• _What needs to be done_: Print all the records exactly, please.

• _Dataset rows_:
— BEGIN —

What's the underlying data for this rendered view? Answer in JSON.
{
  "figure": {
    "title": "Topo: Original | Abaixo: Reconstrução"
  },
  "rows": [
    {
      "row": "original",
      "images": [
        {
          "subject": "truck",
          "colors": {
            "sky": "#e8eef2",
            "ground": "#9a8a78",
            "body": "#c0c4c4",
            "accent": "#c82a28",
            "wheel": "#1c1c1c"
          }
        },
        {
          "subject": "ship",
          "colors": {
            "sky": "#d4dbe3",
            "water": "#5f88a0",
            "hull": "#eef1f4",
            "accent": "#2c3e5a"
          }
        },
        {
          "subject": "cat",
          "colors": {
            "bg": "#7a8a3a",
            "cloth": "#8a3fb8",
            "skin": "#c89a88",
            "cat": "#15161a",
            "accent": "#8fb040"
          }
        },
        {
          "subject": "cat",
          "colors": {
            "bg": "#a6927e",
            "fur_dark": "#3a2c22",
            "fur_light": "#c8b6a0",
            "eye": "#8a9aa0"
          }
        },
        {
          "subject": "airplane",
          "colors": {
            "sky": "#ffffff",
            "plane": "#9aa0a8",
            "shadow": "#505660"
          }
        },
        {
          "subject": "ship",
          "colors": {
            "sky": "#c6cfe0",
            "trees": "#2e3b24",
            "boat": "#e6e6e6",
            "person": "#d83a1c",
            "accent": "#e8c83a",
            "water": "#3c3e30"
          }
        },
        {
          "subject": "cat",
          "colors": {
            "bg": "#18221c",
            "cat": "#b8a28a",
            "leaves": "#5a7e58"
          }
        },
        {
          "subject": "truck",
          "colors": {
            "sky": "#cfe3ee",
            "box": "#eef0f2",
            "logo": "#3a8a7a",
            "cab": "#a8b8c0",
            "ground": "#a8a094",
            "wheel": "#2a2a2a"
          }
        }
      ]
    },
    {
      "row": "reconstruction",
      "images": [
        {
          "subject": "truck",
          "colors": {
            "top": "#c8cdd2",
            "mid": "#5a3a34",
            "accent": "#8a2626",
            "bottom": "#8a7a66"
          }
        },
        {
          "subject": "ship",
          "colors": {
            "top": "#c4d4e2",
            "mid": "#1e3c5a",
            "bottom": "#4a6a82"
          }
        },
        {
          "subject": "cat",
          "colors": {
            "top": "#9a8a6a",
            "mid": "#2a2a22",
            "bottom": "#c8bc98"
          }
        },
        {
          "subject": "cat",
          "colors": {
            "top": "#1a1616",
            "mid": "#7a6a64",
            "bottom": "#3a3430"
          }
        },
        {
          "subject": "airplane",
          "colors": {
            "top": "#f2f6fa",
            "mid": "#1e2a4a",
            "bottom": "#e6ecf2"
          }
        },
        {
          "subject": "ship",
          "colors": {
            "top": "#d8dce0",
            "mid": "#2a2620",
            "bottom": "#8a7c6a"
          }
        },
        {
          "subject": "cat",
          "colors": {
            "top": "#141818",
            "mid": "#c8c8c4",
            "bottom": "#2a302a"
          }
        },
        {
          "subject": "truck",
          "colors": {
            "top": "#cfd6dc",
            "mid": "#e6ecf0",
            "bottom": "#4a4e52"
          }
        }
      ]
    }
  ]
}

— END —

• _Exercise response_:
What's the underlying data for this rendered view? Answer in JSON.
{
  "figure": {
    "title": "Topo: Original | Abaixo: Reconstrução"
  },
  "rows": [
    {
      "row": "original",
      "images": [
        {
          "subject": "truck",
          "colors": {
            "sky": "#e8eef2",
            "ground": "#9a8a78",
            "body": "#c0c4c4",
            "accent": "#c82a28",
            "wheel": "#1c1c1c"
          }
        },
        {
          "subject": "ship",
          "colors": {
            "sky": "#d4dbe3",
            "water": "#5f88a0",
            "hull": "#eef1f4",
            "accent": "#2c3e5a"
          }
        },
        {
          "subject": "cat",
          "colors": {
            "bg": "#7a8a3a",
            "cloth": "#8a3fb8",
            "skin": "#c89a88",
            "cat": "#15161a",
            "accent": "#8fb040"
          }
        },
        {
          "subject": "cat",
          "colors": {
            "bg": "#a6927e",
            "fur_dark": "#3a2c22",
            "fur_light": "#c8b6a0",
            "eye": "#8a9aa0"
          }
        },
        {
          "subject": "airplane",
          "colors": {
            "sky": "#ffffff",
            "plane": "#9aa0a8",
            "shadow": "#505660"
          }
        },
        {
          "subject": "ship",
          "colors": {
            "sky": "#c6cfe0",
            "trees": "#2e3b24",
            "boat": "#e6e6e6",
            "person": "#d83a1c",
            "accent": "#e8c83a",
            "water": "#3c3e30"
          }
        },
        {
          "subject": "cat",
          "colors": {
            "bg": "#18221c",
            "cat": "#b8a28a",
            "leaves": "#5a7e58"
          }
        },
        {
          "subject": "truck",
          "colors": {
            "sky": "#cfe3ee",
            "box": "#eef0f2",
            "logo": "#3a8a7a",
            "cab": "#a8b8c0",
            "ground": "#a8a094",
            "wheel": "#2a2a2a"
          }
        }
      ]
    },
    {
      "row": "reconstruction",
      "images": [
        {
          "subject": "truck",
          "colors": {
            "top": "#c8cdd2",
            "mid": "#5a3a34",
            "accent": "#8a2626",
            "bottom": "#8a7a66"
          }
        },
        {
          "subject": "ship",
          "colors": {
            "top": "#c4d4e2",
            "mid": "#1e3c5a",
            "bottom": "#4a6a82"
          }
        },
        {
          "subject": "cat",
          "colors": {
            "top": "#9a8a6a",
            "mid": "#2a2a22",
            "bottom": "#c8bc98"
          }
        },
        {
          "subject": "cat",
          "colors": {
            "top": "#1a1616",
            "mid": "#7a6a64",
            "bottom": "#3a3430"
          }
        },
        {
          "subject": "airplane",
          "colors": {
            "top": "#f2f6fa",
            "mid": "#1e2a4a",
            "bottom": "#e6ecf2"
          }
        },
        {
          "subject": "ship",
          "colors": {
            "top": "#d8dce0",
            "mid": "#2a2620",
            "bottom": "#8a7c6a"
          }
        },
        {
          "subject": "cat",
          "colors": {
            "top": "#141818",
            "mid": "#c8c8c4",
            "bottom": "#2a302a"
          }
        },
        {
          "subject": "truck",
          "colors": {
            "top": "#cfd6dc",
            "mid": "#e6ecf0",
            "bottom": "#4a4e52"
          }
        }
      ]
    }
  ]
}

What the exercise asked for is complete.